Send each entry back exactly as given, pictures excluded.

* Begin RECORDS FOR PROCESSING *

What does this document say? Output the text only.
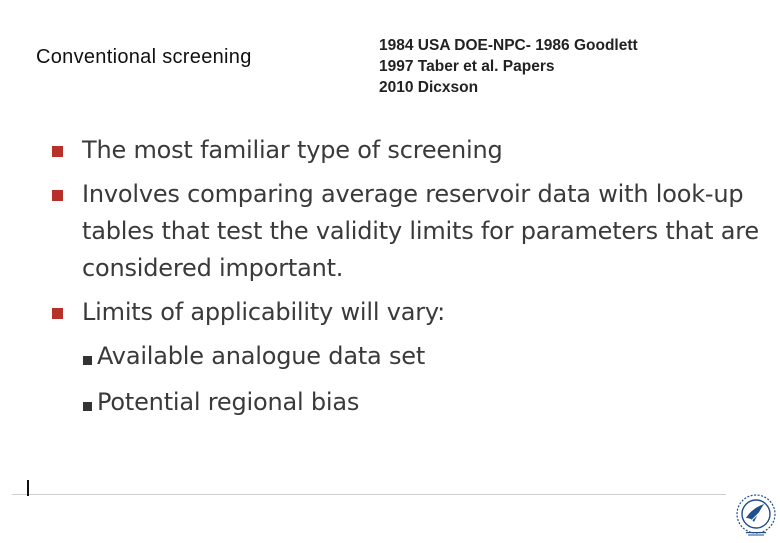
Conventional screening
1984 USA DOE-NPC- 1986 Goodlett
1997 Taber et al. Papers
2010 Dicxson
The most familiar type of screening
Involves comparing average reservoir data with look-up tables that test the validity limits for parameters that are considered important.
Limits of applicability will vary:
Available analogue data set
Potential regional bias
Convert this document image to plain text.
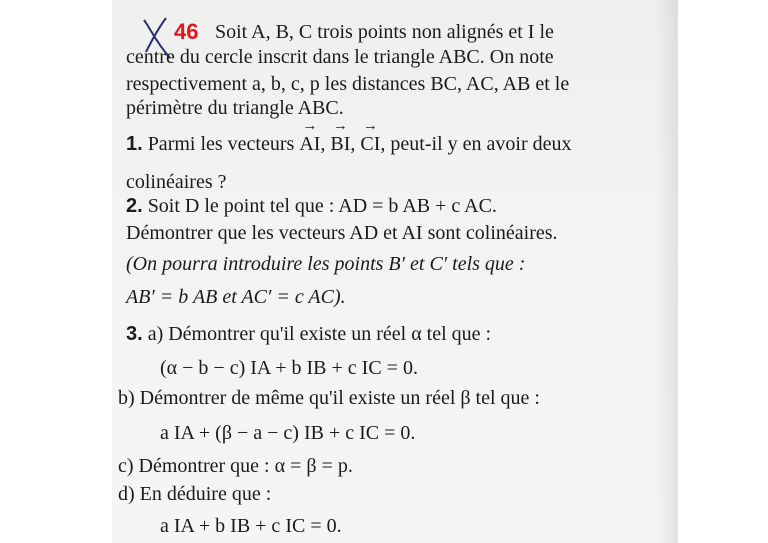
46 Soit A, B, C trois points non alignés et I le
centre du cercle inscrit dans le triangle ABC. On note
respectivement a, b, c, p les distances BC, AC, AB et le
périmètre du triangle ABC.
1. Parmi les vecteurs → AI, → BI, → CI, peut-il y en avoir deux
colinéaires ?
2. Soit D le point tel que : AD = b AB + c AC.
Démontrer que les vecteurs AD et AI sont colinéaires.
(On pourra introduire les points B′ et C′ tels que :
AB′ = b AB et AC′ = c AC).
3. a) Démontrer qu'il existe un réel α tel que :
(α − b − c) IA + b IB + c IC = 0.
b) Démontrer de même qu'il existe un réel β tel que :
a IA + (β − a − c) IB + c IC = 0.
c) Démontrer que : α = β = p.
d) En déduire que :
a IA + b IB + c IC = 0.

* End RECORDS FOR PROCESSING *

== TASK RESPONSE ==
What does this document say? Output the text only.
Conventional screening
1984 USA DOE-NPC- 1986 Goodlett
1997 Taber et al. Papers
2010 Dicxson
The most familiar type of screening
Involves comparing average reservoir data with look-up tables that test the validity limits for parameters that are considered important.
Limits of applicability will vary:
Available analogue data set
Potential regional bias
Convert this document image to plain text.
46 Soit A, B, C trois points non alignés et I le
centre du cercle inscrit dans le triangle ABC. On note
respectivement a, b, c, p les distances BC, AC, AB et le
périmètre du triangle ABC.
1. Parmi les vecteurs → AI, → BI, → CI, peut-il y en avoir deux
colinéaires ?
2. Soit D le point tel que : AD = b AB + c AC.
Démontrer que les vecteurs AD et AI sont colinéaires.
(On pourra introduire les points B′ et C′ tels que :
AB′ = b AB et AC′ = c AC).
3. a) Démontrer qu'il existe un réel α tel que :
(α − b − c) IA + b IB + c IC = 0.
b) Démontrer de même qu'il existe un réel β tel que :
a IA + (β − a − c) IB + c IC = 0.
c) Démontrer que : α = β = p.
d) En déduire que :
a IA + b IB + c IC = 0.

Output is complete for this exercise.